
  6. Jonathan Dalton

    March 10, 2008 at 9:37 am

    One of the interesting things I discovered when I made the switch is the number of people who didn’t notice for a couple of weeks. They just looked at the site one day and realized there was a different logo there all of a sudden.

  7. Daniel Rothamel, The Real Estate Zebra

    March 10, 2008 at 10:04 am

    I don’t do name tags. Personally, I think of them like cattle-brands.

    When we worked for a brokerage, we hated every minute of having to advertise the brokerage brand. Now that we have our own brokerage, the individual brands and the brokerage brand are one and the same. That is one of the benefits to working the way we do.

    I do have to disagree with Mark just a little bit. His assessment is only accurate given the nature of the particular start-up, the people to whom the swag is sent, and the reason for sending it. Me sending a t-shirt to Mark Cuban might not make a whole lot of sense. Me sending t-shirts to past clients after a successful transaction, on the other hand. . .

  8. Benn Rosales

    March 10, 2008 at 10:34 am

    A Vote for Jonathan is like voting for terrorists. They’ll be dancing in the streets if J wins.

  9. Jonathan Dalton

    March 10, 2008 at 10:36 am

    Rooting for Agent Genius is like rooting for the New York Yankees. Corporate, monolithic, arrogant …

  10. Jim

    March 10, 2008 at 10:39 am

    But voting for Jim Duncan/RealCentralVA.com is like spreading sunshine, flowers and bundles of money to all your friends. Trust me. Vote for me and see. 🙂

  11. Benn Rosales

    March 10, 2008 at 11:09 am

    Voting for Agent Genius is a vote for family values- we won’t be blogging at 3am!

  12. Sarah Cooper

    March 10, 2008 at 11:24 am

    LOL!! Now if only the offer will be accepted!!! :D!

  13. Jonathan Dalton

    March 10, 2008 at 11:32 am

    I really wanted to sell the whole lottery thing with some added quotes … “I was heading home and I don’t normally do an open house but I decided what the heck …”

  14. Jonathan Dalton

    March 10, 2008 at 11:37 am

    Vote for Dalton’s Arizona Homes – I’m asleep at 3 a.m. as any well-respected person should be!

  15. Jay Thompson

    March 10, 2008 at 12:16 pm

    What really matters in this whole Blog Brawl is voting for the proper entity in “Zone 2”.

    That would be Phoenix Real Estate Guy. Who has ever heard of my competitor, some blog called “Rain City Guide”??

  16. Jonathan Dalton

    March 10, 2008 at 12:27 pm

    Another elitist collection of talent! Fight the Man! Vote for Jay and me!

  17. Mariana

    March 10, 2008 at 12:43 pm

    I am offering free coffee if I win.

  18. Kelley Koehler

    March 10, 2008 at 1:16 pm

    Hold on a second there Jay – proper zone 2 voting includes MyTucsonBlog.com as well. /eyeballs phoenixreguy…

  19. Linda Davis

    March 10, 2008 at 3:41 pm

    Jonathan – As your press agent I almost agree with you gut go for the name badge – I really do get business from it. Ok, it’s a sentimental thing with me – I got my very very first listing in 1977 because of wearing my name badge in a toy store on the Submarine Base in Groton CT. OH WAIT – silly me. How archaic!!! Buyers and sellers don’t look at name badges anymore because they are looking at their IPhones instead. Crap, I’m old.

DATA SUPPLIED:
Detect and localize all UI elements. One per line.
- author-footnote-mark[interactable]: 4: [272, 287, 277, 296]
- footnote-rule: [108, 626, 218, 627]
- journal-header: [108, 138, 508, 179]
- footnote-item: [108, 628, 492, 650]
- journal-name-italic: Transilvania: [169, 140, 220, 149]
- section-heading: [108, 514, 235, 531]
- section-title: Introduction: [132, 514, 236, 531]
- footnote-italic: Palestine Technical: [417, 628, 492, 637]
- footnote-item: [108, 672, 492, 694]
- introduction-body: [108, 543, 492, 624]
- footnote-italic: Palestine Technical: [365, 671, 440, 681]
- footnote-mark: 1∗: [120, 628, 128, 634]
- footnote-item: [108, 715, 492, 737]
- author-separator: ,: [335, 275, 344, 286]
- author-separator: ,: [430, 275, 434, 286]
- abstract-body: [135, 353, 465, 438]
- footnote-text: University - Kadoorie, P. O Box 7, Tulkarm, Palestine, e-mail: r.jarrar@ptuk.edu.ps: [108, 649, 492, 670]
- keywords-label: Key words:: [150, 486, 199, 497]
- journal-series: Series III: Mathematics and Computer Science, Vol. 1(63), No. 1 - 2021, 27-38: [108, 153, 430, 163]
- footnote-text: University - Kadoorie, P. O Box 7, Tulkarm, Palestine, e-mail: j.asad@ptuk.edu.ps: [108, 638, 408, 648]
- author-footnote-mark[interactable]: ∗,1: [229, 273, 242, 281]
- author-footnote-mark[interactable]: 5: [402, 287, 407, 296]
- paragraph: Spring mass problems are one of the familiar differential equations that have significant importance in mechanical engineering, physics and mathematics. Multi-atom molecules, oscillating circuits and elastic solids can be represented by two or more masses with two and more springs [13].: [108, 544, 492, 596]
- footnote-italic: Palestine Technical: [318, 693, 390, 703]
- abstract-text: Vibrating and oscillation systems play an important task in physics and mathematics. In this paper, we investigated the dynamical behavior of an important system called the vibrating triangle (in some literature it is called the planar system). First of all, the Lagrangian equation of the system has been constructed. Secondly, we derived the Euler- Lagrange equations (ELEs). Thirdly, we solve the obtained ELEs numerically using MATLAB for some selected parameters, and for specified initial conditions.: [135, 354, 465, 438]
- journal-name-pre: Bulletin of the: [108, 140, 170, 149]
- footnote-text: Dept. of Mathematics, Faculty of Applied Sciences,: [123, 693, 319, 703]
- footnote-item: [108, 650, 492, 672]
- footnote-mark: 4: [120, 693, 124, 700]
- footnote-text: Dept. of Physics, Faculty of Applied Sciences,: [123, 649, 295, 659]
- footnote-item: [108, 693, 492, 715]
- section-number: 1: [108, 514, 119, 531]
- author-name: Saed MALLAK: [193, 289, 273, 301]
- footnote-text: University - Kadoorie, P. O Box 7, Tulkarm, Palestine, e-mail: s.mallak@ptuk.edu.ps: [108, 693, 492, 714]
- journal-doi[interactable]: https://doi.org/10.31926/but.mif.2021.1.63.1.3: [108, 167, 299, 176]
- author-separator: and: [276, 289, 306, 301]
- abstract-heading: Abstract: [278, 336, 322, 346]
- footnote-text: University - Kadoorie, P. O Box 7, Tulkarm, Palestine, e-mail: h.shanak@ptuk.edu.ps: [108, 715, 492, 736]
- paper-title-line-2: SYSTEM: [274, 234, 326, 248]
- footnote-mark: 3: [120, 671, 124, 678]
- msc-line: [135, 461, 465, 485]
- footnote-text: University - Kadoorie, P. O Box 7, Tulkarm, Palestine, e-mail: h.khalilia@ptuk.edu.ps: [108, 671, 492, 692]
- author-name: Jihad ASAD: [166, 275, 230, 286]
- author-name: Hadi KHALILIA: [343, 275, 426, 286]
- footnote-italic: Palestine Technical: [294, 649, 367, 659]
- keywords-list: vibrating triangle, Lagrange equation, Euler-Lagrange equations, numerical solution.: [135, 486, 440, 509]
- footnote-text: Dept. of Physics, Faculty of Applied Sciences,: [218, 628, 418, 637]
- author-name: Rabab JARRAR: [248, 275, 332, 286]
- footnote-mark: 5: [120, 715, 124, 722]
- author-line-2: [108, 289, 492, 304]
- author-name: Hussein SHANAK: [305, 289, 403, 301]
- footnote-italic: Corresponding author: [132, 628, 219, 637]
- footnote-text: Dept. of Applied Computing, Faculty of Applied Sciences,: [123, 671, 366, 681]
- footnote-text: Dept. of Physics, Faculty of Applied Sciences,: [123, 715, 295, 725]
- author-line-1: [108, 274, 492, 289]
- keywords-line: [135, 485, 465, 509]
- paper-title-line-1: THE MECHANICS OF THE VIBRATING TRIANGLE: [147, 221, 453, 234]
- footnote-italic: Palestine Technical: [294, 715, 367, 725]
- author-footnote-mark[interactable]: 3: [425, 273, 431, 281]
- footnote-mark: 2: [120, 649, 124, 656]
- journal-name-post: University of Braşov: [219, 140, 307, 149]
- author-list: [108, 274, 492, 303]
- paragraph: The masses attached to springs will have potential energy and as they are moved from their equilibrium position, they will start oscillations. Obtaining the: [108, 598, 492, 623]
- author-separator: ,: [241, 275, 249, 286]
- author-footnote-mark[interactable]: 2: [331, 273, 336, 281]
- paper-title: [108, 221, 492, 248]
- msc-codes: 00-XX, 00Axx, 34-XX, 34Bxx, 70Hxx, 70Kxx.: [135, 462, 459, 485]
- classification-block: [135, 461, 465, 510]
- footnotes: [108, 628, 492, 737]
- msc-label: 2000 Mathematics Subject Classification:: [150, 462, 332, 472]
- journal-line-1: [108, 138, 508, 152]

REQUIRED TASKS:
A) Answer these questions using the comment thread:
(i) In Jonathan Dalton's 9:37 am comment, what did people suddenly realize when they looked at the site one day?
(ii) What does Daniel Rothamel say he thinks of name tags as being like?
(iii) In what year did Linda Davis get her very first listing?
B) Write out the part of the comment thread between "I do have to" and "other hand. . .", inclusive, word for word.

RESPONSES BY TASK:
A)
(i) There was a different logo there.
(ii) Cattle-brands.
(iii) 1977.

B)
I do have to disagree with Mark just a little bit. His assessment is only accurate given the nature of the particular start-up, the people to whom the swag is sent, and the reason for sending it. Me sending a t-shirt to Mark Cuban might not make a whole lot of sense. Me sending t-shirts to past clients after a successful transaction, on the other hand. . .